Write the data out again, character for character, with no images.
- - - - - - -
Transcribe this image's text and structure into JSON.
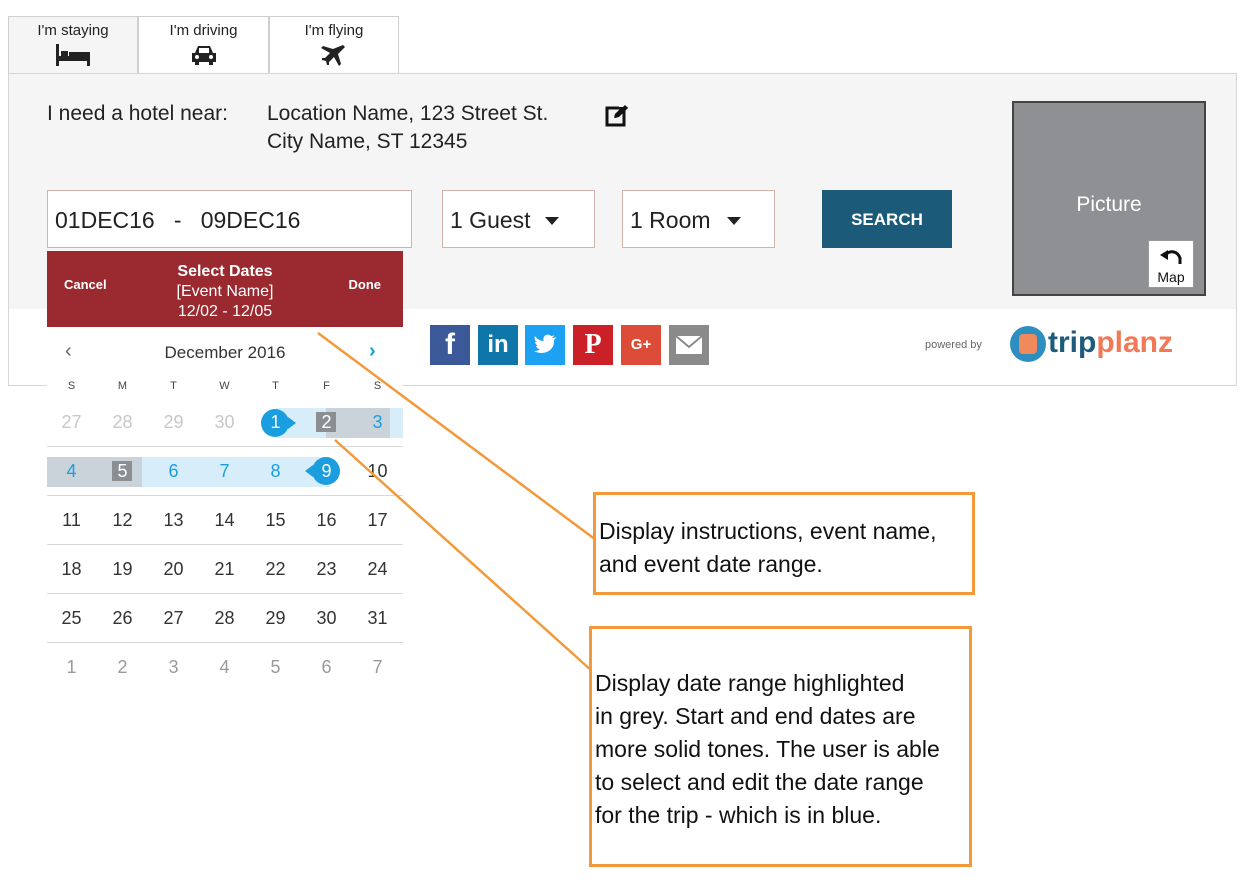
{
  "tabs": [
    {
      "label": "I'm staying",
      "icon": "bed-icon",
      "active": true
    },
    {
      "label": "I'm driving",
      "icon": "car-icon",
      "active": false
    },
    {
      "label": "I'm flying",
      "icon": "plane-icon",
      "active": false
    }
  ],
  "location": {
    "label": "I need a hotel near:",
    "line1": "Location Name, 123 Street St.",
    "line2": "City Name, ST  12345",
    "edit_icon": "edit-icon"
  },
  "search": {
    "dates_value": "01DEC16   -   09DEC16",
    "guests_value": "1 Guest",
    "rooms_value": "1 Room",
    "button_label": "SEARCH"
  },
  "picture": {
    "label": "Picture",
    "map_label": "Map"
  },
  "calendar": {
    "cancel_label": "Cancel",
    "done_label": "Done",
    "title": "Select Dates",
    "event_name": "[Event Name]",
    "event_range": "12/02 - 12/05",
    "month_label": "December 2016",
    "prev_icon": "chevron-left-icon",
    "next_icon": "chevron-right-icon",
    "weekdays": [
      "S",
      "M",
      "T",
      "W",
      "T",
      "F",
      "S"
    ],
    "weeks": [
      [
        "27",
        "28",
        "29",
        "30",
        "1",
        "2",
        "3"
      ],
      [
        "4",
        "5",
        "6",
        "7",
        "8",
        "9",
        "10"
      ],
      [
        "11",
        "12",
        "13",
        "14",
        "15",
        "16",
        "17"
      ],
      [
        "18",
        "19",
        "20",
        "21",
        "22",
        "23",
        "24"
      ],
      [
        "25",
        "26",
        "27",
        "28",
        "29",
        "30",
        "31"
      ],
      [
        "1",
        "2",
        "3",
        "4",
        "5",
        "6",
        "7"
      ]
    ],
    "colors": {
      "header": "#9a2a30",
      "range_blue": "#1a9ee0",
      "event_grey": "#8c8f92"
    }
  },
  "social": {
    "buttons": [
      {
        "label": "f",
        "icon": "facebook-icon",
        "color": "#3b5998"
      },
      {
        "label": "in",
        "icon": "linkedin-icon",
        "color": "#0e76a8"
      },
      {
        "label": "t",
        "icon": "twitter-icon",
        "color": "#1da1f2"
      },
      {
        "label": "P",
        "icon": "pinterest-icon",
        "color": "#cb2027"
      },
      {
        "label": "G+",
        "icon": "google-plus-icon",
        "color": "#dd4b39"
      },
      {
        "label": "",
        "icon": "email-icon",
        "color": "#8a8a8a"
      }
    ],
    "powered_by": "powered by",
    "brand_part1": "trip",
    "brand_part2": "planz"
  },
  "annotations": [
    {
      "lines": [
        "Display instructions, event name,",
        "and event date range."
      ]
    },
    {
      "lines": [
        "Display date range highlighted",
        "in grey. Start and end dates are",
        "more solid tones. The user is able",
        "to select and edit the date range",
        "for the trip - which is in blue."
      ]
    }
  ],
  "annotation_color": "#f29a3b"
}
- - - - - - -
# [Solution to this task]
Transcribe this image's text and structure into JSON.
{
  "tabs": [
    {
      "label": "I'm staying",
      "icon": "bed-icon",
      "active": true
    },
    {
      "label": "I'm driving",
      "icon": "car-icon",
      "active": false
    },
    {
      "label": "I'm flying",
      "icon": "plane-icon",
      "active": false
    }
  ],
  "location": {
    "label": "I need a hotel near:",
    "line1": "Location Name, 123 Street St.",
    "line2": "City Name, ST  12345",
    "edit_icon": "edit-icon"
  },
  "search": {
    "dates_value": "01DEC16   -   09DEC16",
    "guests_value": "1 Guest",
    "rooms_value": "1 Room",
    "button_label": "SEARCH"
  },
  "picture": {
    "label": "Picture",
    "map_label": "Map"
  },
  "calendar": {
    "cancel_label": "Cancel",
    "done_label": "Done",
    "title": "Select Dates",
    "event_name": "[Event Name]",
    "event_range": "12/02 - 12/05",
    "month_label": "December 2016",
    "prev_icon": "chevron-left-icon",
    "next_icon": "chevron-right-icon",
    "weekdays": [
      "S",
      "M",
      "T",
      "W",
      "T",
      "F",
      "S"
    ],
    "weeks": [
      [
        "27",
        "28",
        "29",
        "30",
        "1",
        "2",
        "3"
      ],
      [
        "4",
        "5",
        "6",
        "7",
        "8",
        "9",
        "10"
      ],
      [
        "11",
        "12",
        "13",
        "14",
        "15",
        "16",
        "17"
      ],
      [
        "18",
        "19",
        "20",
        "21",
        "22",
        "23",
        "24"
      ],
      [
        "25",
        "26",
        "27",
        "28",
        "29",
        "30",
        "31"
      ],
      [
        "1",
        "2",
        "3",
        "4",
        "5",
        "6",
        "7"
      ]
    ],
    "colors": {
      "header": "#9a2a30",
      "range_blue": "#1a9ee0",
      "event_grey": "#8c8f92"
    }
  },
  "social": {
    "buttons": [
      {
        "label": "f",
        "icon": "facebook-icon",
        "color": "#3b5998"
      },
      {
        "label": "in",
        "icon": "linkedin-icon",
        "color": "#0e76a8"
      },
      {
        "label": "t",
        "icon": "twitter-icon",
        "color": "#1da1f2"
      },
      {
        "label": "P",
        "icon": "pinterest-icon",
        "color": "#cb2027"
      },
      {
        "label": "G+",
        "icon": "google-plus-icon",
        "color": "#dd4b39"
      },
      {
        "label": "",
        "icon": "email-icon",
        "color": "#8a8a8a"
      }
    ],
    "powered_by": "powered by",
    "brand_part1": "trip",
    "brand_part2": "planz"
  },
  "annotations": [
    {
      "lines": [
        "Display instructions, event name,",
        "and event date range."
      ]
    },
    {
      "lines": [
        "Display date range highlighted",
        "in grey. Start and end dates are",
        "more solid tones. The user is able",
        "to select and edit the date range",
        "for the trip - which is in blue."
      ]
    }
  ],
  "annotation_color": "#f29a3b"
}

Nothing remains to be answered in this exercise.